| Exercise instructions |
Write out the material exactly. Do not include the pictures.

| Dataset records |

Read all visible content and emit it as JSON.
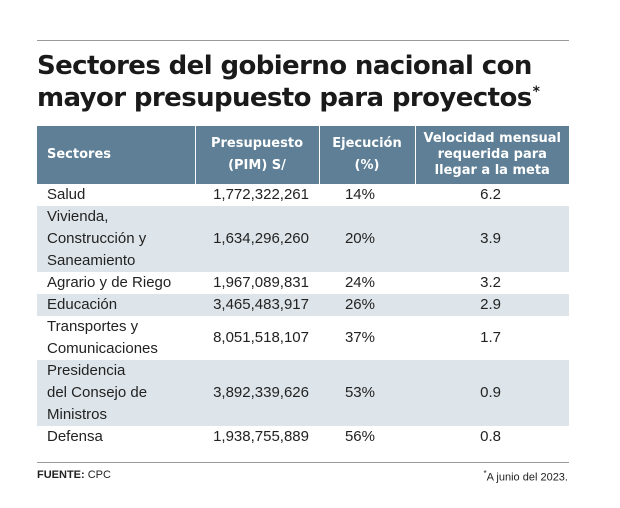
{
  "title": {
    "line1": "Sectores del gobierno nacional con",
    "line2": "mayor presupuesto para proyectos",
    "marker": "*"
  },
  "table": {
    "headers": {
      "sector": "Sectores",
      "budget_l1": "Presupuesto",
      "budget_l2": "(PIM) S/",
      "exec_l1": "Ejecución",
      "exec_l2": "(%)",
      "speed_l1": "Velocidad mensual",
      "speed_l2": "requerida para",
      "speed_l3": "llegar a la meta"
    },
    "rows": [
      {
        "sector": [
          "Salud"
        ],
        "budget": "1,772,322,261",
        "execution": "14%",
        "speed": "6.2"
      },
      {
        "sector": [
          "Vivienda,",
          "Construcción y",
          "Saneamiento"
        ],
        "budget": "1,634,296,260",
        "execution": "20%",
        "speed": "3.9"
      },
      {
        "sector": [
          "Agrario y de Riego"
        ],
        "budget": "1,967,089,831",
        "execution": "24%",
        "speed": "3.2"
      },
      {
        "sector": [
          "Educación"
        ],
        "budget": "3,465,483,917",
        "execution": "26%",
        "speed": "2.9"
      },
      {
        "sector": [
          "Transportes y",
          "Comunicaciones"
        ],
        "budget": "8,051,518,107",
        "execution": "37%",
        "speed": "1.7"
      },
      {
        "sector": [
          "Presidencia",
          "del Consejo de",
          "Ministros"
        ],
        "budget": "3,892,339,626",
        "execution": "53%",
        "speed": "0.9"
      },
      {
        "sector": [
          "Defensa"
        ],
        "budget": "1,938,755,889",
        "execution": "56%",
        "speed": "0.8"
      }
    ]
  },
  "footer": {
    "source_label": "FUENTE:",
    "source_value": "CPC",
    "note_marker": "*",
    "note_text": "A junio del 2023."
  }
}
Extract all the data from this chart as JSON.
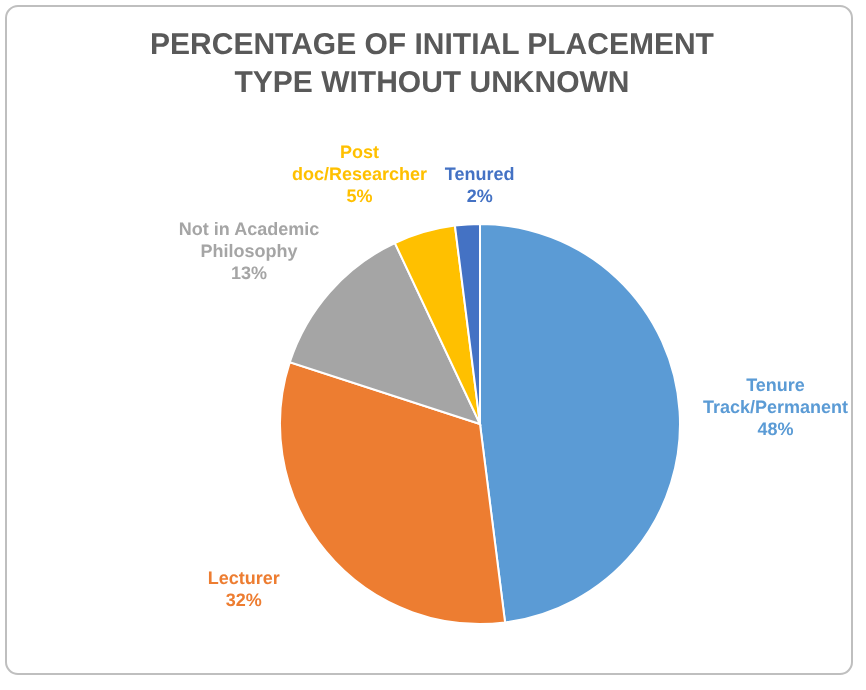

| Correct output |
Read all visible content and emit it as JSON.
{
  "title": {
    "line1": "Sectores del gobierno nacional con",
    "line2": "mayor presupuesto para proyectos",
    "marker": "*"
  },
  "table": {
    "headers": {
      "sector": "Sectores",
      "budget_l1": "Presupuesto",
      "budget_l2": "(PIM) S/",
      "exec_l1": "Ejecución",
      "exec_l2": "(%)",
      "speed_l1": "Velocidad mensual",
      "speed_l2": "requerida para",
      "speed_l3": "llegar a la meta"
    },
    "rows": [
      {
        "sector": [
          "Salud"
        ],
        "budget": "1,772,322,261",
        "execution": "14%",
        "speed": "6.2"
      },
      {
        "sector": [
          "Vivienda,",
          "Construcción y",
          "Saneamiento"
        ],
        "budget": "1,634,296,260",
        "execution": "20%",
        "speed": "3.9"
      },
      {
        "sector": [
          "Agrario y de Riego"
        ],
        "budget": "1,967,089,831",
        "execution": "24%",
        "speed": "3.2"
      },
      {
        "sector": [
          "Educación"
        ],
        "budget": "3,465,483,917",
        "execution": "26%",
        "speed": "2.9"
      },
      {
        "sector": [
          "Transportes y",
          "Comunicaciones"
        ],
        "budget": "8,051,518,107",
        "execution": "37%",
        "speed": "1.7"
      },
      {
        "sector": [
          "Presidencia",
          "del Consejo de",
          "Ministros"
        ],
        "budget": "3,892,339,626",
        "execution": "53%",
        "speed": "0.9"
      },
      {
        "sector": [
          "Defensa"
        ],
        "budget": "1,938,755,889",
        "execution": "56%",
        "speed": "0.8"
      }
    ]
  },
  "footer": {
    "source_label": "FUENTE:",
    "source_value": "CPC",
    "note_marker": "*",
    "note_text": "A junio del 2023."
  }
}
Extract all the data from this chart as JSON.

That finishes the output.